## WHAT NEEDS TO BE DONE
For each line below, check for the word "mytologi", then state how many lines contain it, with no other output.

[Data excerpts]
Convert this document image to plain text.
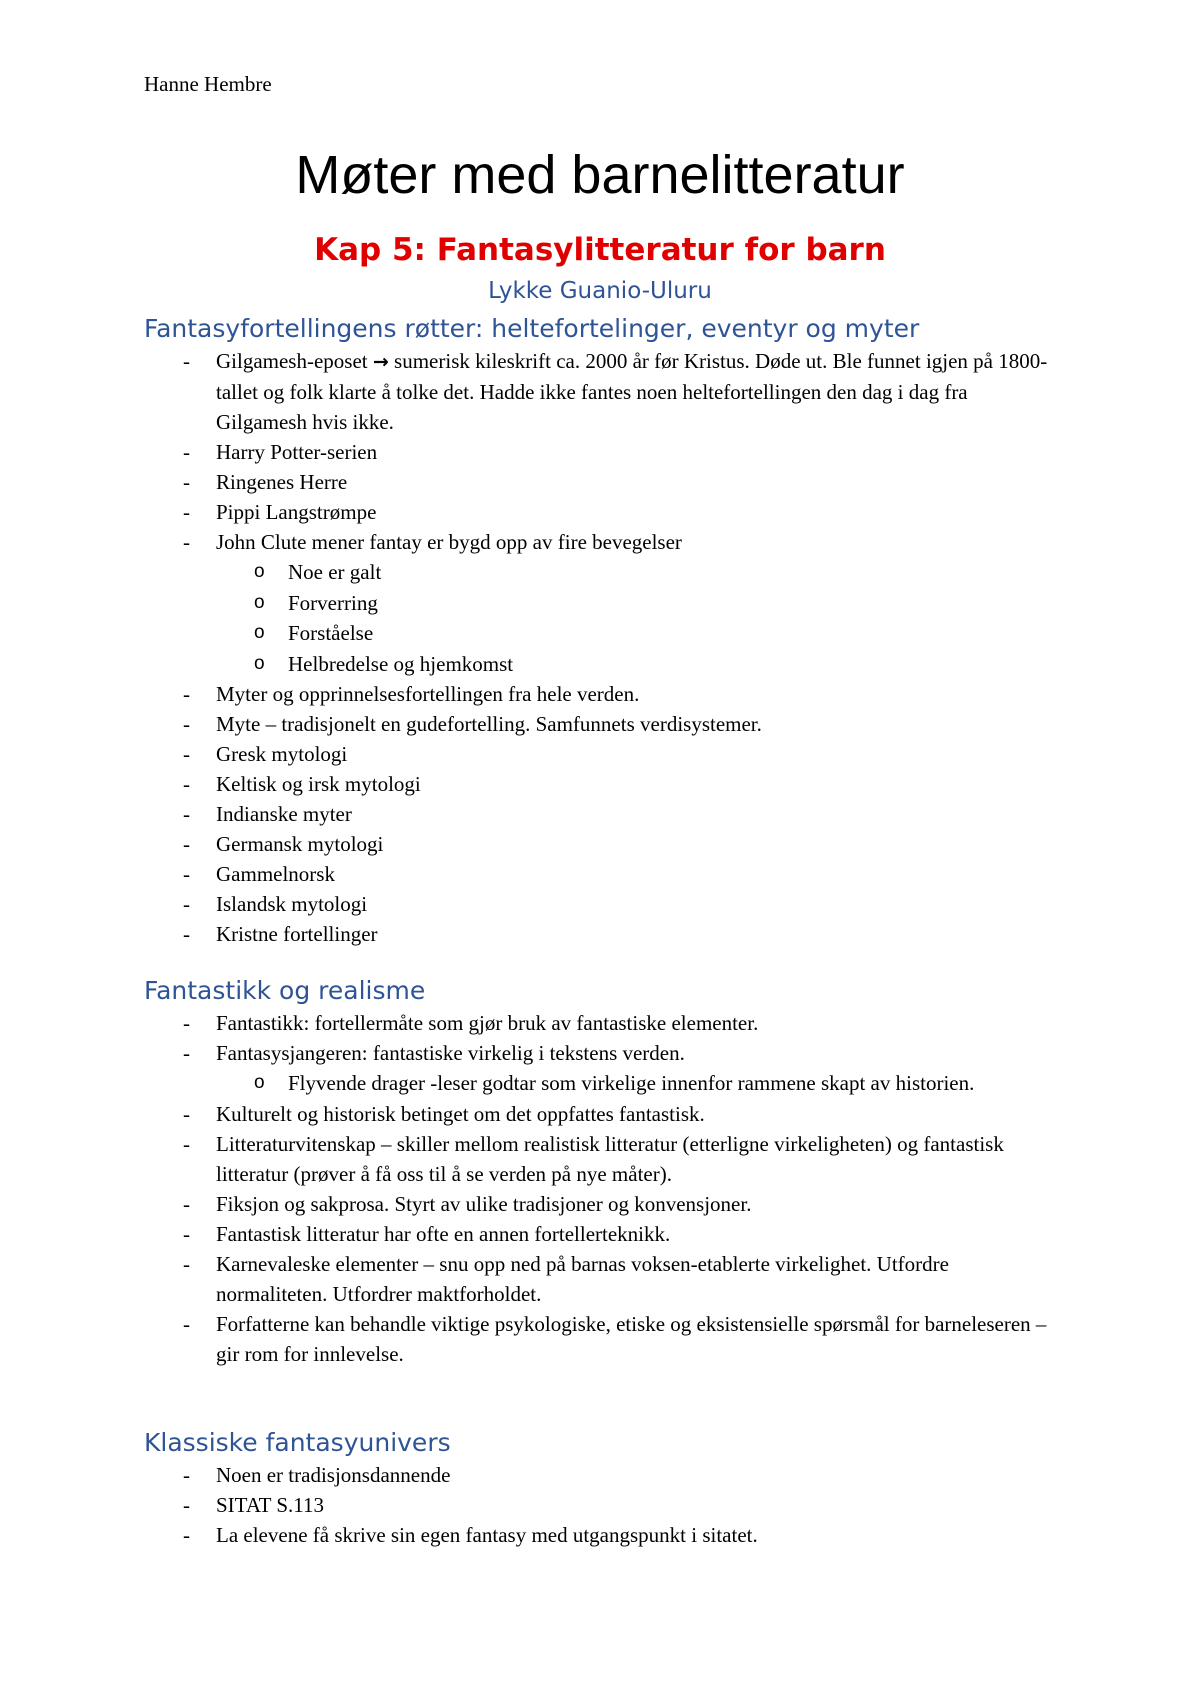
Hanne Hembre
Møter med barnelitteratur
Kap 5: Fantasylitteratur for barn
Lykke Guanio-Uluru
Fantasyfortellingens røtter: heltefortelinger, eventyr og myter
- Gilgamesh-eposet → sumerisk kileskrift ca. 2000 år før Kristus. Døde ut. Ble funnet igjen på 1800-tallet og folk klarte å tolke det. Hadde ikke fantes noen heltefortellingen den dag i dag fra Gilgamesh hvis ikke.
- Harry Potter-serien
- Ringenes Herre
- Pippi Langstrømpe
- John Clute mener fantay er bygd opp av fire bevegelser
o Noe er galt
o Forverring
o Forståelse
o Helbredelse og hjemkomst
- Myter og opprinnelsesfortellingen fra hele verden.
- Myte – tradisjonelt en gudefortelling. Samfunnets verdisystemer.
- Gresk mytologi
- Keltisk og irsk mytologi
- Indianske myter
- Germansk mytologi
- Gammelnorsk
- Islandsk mytologi
- Kristne fortellinger
Fantastikk og realisme
- Fantastikk: fortellermåte som gjør bruk av fantastiske elementer.
- Fantasysjangeren: fantastiske virkelig i tekstens verden.
o Flyvende drager -leser godtar som virkelige innenfor rammene skapt av historien.
- Kulturelt og historisk betinget om det oppfattes fantastisk.
- Litteraturvitenskap – skiller mellom realistisk litteratur (etterligne virkeligheten) og fantastisk litteratur (prøver å få oss til å se verden på nye måter).
- Fiksjon og sakprosa. Styrt av ulike tradisjoner og konvensjoner.
- Fantastisk litteratur har ofte en annen fortellerteknikk.
- Karnevaleske elementer – snu opp ned på barnas voksen-etablerte virkelighet. Utfordre normaliteten. Utfordrer maktforholdet.
- Forfatterne kan behandle viktige psykologiske, etiske og eksistensielle spørsmål for barneleseren – gir rom for innlevelse.
Klassiske fantasyunivers
- Noen er tradisjonsdannende
- SITAT S.113
- La elevene få skrive sin egen fantasy med utgangspunkt i sitatet.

## RESULT OF THE TASK
4